Given exercise
Without the pictures, copy all the entries below exactly.

Dataset content
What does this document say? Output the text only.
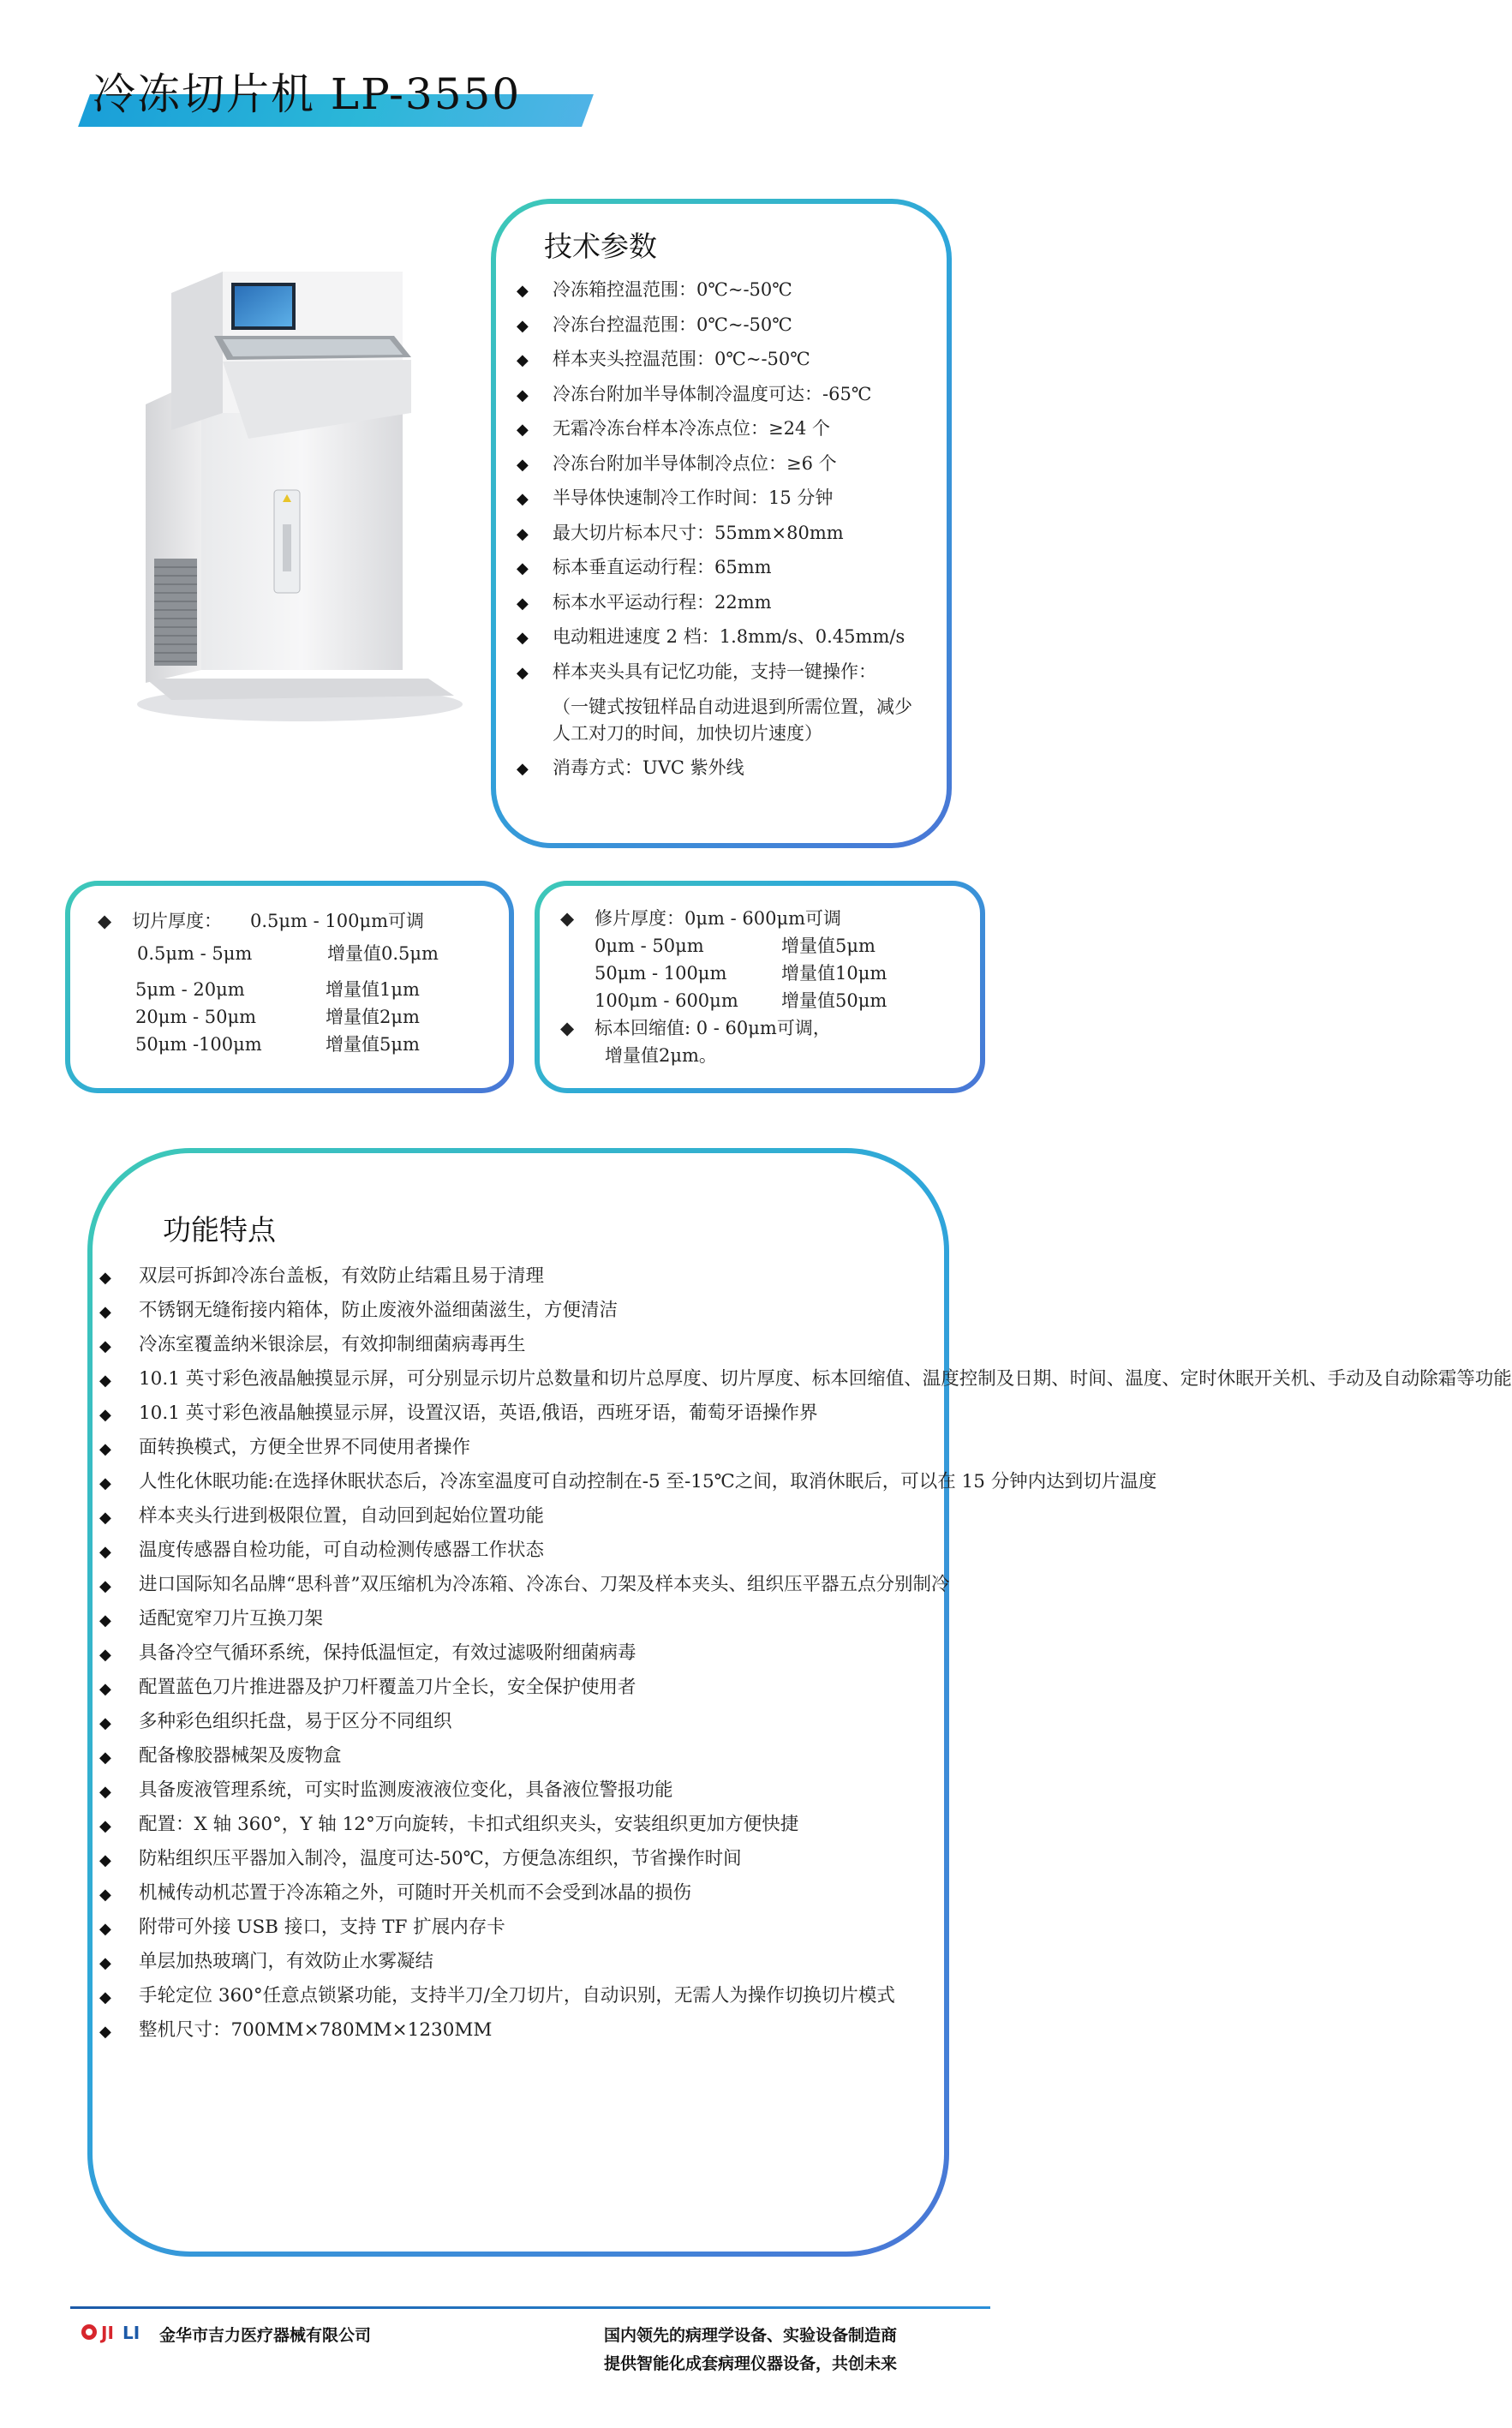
冷冻切片机 LP-3550
技术参数
◆ 冷冻箱控温范围：0℃~-50℃
◆ 冷冻台控温范围：0℃~-50℃
◆ 样本夹头控温范围：0℃~-50℃
◆ 冷冻台附加半导体制冷温度可达：-65℃
◆ 无霜冷冻台样本冷冻点位：≥24 个
◆ 冷冻台附加半导体制冷点位：≥6 个
◆ 半导体快速制冷工作时间：15 分钟
◆ 最大切片标本尺寸：55mm×80mm
◆ 标本垂直运动行程：65mm
◆ 标本水平运动行程：22mm
◆ 电动粗进速度 2 档：1.8mm/s、0.45mm/s
◆ 样本夹头具有记忆功能，支持一键操作：
（一键式按钮样品自动进退到所需位置，减少人工对刀的时间，加快切片速度）
◆ 消毒方式：UVC 紫外线
◆ 切片厚度： 0.5μm - 100μm可调
0.5μm - 5μm	增量值0.5μm
5μm - 20μm	增量值1μm
20μm - 50μm	增量值2μm
50μm -100μm	增量值5μm
◆ 修片厚度：0μm - 600μm可调
0μm - 50μm	增量值5μm
50μm - 100μm	增量值10μm
100μm - 600μm 增量值50μm
◆ 标本回缩值: 0 - 60μm可调，
增量值2μm。
功能特点
◆ 双层可拆卸冷冻台盖板，有效防止结霜且易于清理
◆ 不锈钢无缝衔接内箱体，防止废液外溢细菌滋生，方便清洁
◆ 冷冻室覆盖纳米银涂层，有效抑制细菌病毒再生
◆ 10.1 英寸彩色液晶触摸显示屏，可分别显示切片总数量和切片总厚度、切片厚度、标本回缩值、温度控制及日期、时间、温度、定时休眠开关机、手动及自动除霜等功能
◆ 10.1 英寸彩色液晶触摸显示屏，设置汉语，英语,俄语，西班牙语，葡萄牙语操作界
◆ 面转换模式，方便全世界不同使用者操作
◆ 人性化休眠功能:在选择休眠状态后，冷冻室温度可自动控制在-5 至-15℃之间，取消休眠后，可以在 15 分钟内达到切片温度
◆ 样本夹头行进到极限位置，自动回到起始位置功能
◆ 温度传感器自检功能，可自动检测传感器工作状态
◆ 进口国际知名品牌“思科普”双压缩机为冷冻箱、冷冻台、刀架及样本夹头、组织压平器五点分别制冷
◆ 适配宽窄刀片互换刀架
◆ 具备冷空气循环系统，保持低温恒定，有效过滤吸附细菌病毒
◆ 配置蓝色刀片推进器及护刀杆覆盖刀片全长，安全保护使用者
◆ 多种彩色组织托盘，易于区分不同组织
◆ 配备橡胶器械架及废物盒
◆ 具备废液管理系统，可实时监测废液液位变化，具备液位警报功能
◆ 配置：X 轴 360°，Y 轴 12°万向旋转，卡扣式组织夹头，安装组织更加方便快捷
◆ 防粘组织压平器加入制冷，温度可达-50℃，方便急冻组织，节省操作时间
◆ 机械传动机芯置于冷冻箱之外，可随时开关机而不会受到冰晶的损伤
◆ 附带可外接 USB 接口，支持 TF 扩展内存卡
◆ 单层加热玻璃门，有效防止水雾凝结
◆ 手轮定位 360°任意点锁紧功能，支持半刀/全刀切片，自动识别，无需人为操作切换切片模式
◆ 整机尺寸：700MM×780MM×1230MM
JI LI 金华市吉力医疗器械有限公司	国内领先的病理学设备、实验设备制造商
提供智能化成套病理仪器设备，共创未来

Right answer
What does this document say? Output the text only.
冷冻切片机 LP-3550
技术参数
◆ 冷冻箱控温范围：0℃~-50℃
◆ 冷冻台控温范围：0℃~-50℃
◆ 样本夹头控温范围：0℃~-50℃
◆ 冷冻台附加半导体制冷温度可达：-65℃
◆ 无霜冷冻台样本冷冻点位：≥24 个
◆ 冷冻台附加半导体制冷点位：≥6 个
◆ 半导体快速制冷工作时间：15 分钟
◆ 最大切片标本尺寸：55mm×80mm
◆ 标本垂直运动行程：65mm
◆ 标本水平运动行程：22mm
◆ 电动粗进速度 2 档：1.8mm/s、0.45mm/s
◆ 样本夹头具有记忆功能，支持一键操作：
（一键式按钮样品自动进退到所需位置，减少人工对刀的时间，加快切片速度）
◆ 消毒方式：UVC 紫外线
◆ 切片厚度： 0.5μm - 100μm可调
0.5μm - 5μm	增量值0.5μm
5μm - 20μm	增量值1μm
20μm - 50μm	增量值2μm
50μm -100μm	增量值5μm
◆ 修片厚度：0μm - 600μm可调
0μm - 50μm	增量值5μm
50μm - 100μm	增量值10μm
100μm - 600μm 增量值50μm
◆ 标本回缩值: 0 - 60μm可调，
增量值2μm。
功能特点
◆ 双层可拆卸冷冻台盖板，有效防止结霜且易于清理
◆ 不锈钢无缝衔接内箱体，防止废液外溢细菌滋生，方便清洁
◆ 冷冻室覆盖纳米银涂层，有效抑制细菌病毒再生
◆ 10.1 英寸彩色液晶触摸显示屏，可分别显示切片总数量和切片总厚度、切片厚度、标本回缩值、温度控制及日期、时间、温度、定时休眠开关机、手动及自动除霜等功能
◆ 10.1 英寸彩色液晶触摸显示屏，设置汉语，英语,俄语，西班牙语，葡萄牙语操作界
◆ 面转换模式，方便全世界不同使用者操作
◆ 人性化休眠功能:在选择休眠状态后，冷冻室温度可自动控制在-5 至-15℃之间，取消休眠后，可以在 15 分钟内达到切片温度
◆ 样本夹头行进到极限位置，自动回到起始位置功能
◆ 温度传感器自检功能，可自动检测传感器工作状态
◆ 进口国际知名品牌“思科普”双压缩机为冷冻箱、冷冻台、刀架及样本夹头、组织压平器五点分别制冷
◆ 适配宽窄刀片互换刀架
◆ 具备冷空气循环系统，保持低温恒定，有效过滤吸附细菌病毒
◆ 配置蓝色刀片推进器及护刀杆覆盖刀片全长，安全保护使用者
◆ 多种彩色组织托盘，易于区分不同组织
◆ 配备橡胶器械架及废物盒
◆ 具备废液管理系统，可实时监测废液液位变化，具备液位警报功能
◆ 配置：X 轴 360°，Y 轴 12°万向旋转，卡扣式组织夹头，安装组织更加方便快捷
◆ 防粘组织压平器加入制冷，温度可达-50℃，方便急冻组织，节省操作时间
◆ 机械传动机芯置于冷冻箱之外，可随时开关机而不会受到冰晶的损伤
◆ 附带可外接 USB 接口，支持 TF 扩展内存卡
◆ 单层加热玻璃门，有效防止水雾凝结
◆ 手轮定位 360°任意点锁紧功能，支持半刀/全刀切片，自动识别，无需人为操作切换切片模式
◆ 整机尺寸：700MM×780MM×1230MM
JI LI 金华市吉力医疗器械有限公司	国内领先的病理学设备、实验设备制造商
提供智能化成套病理仪器设备，共创未来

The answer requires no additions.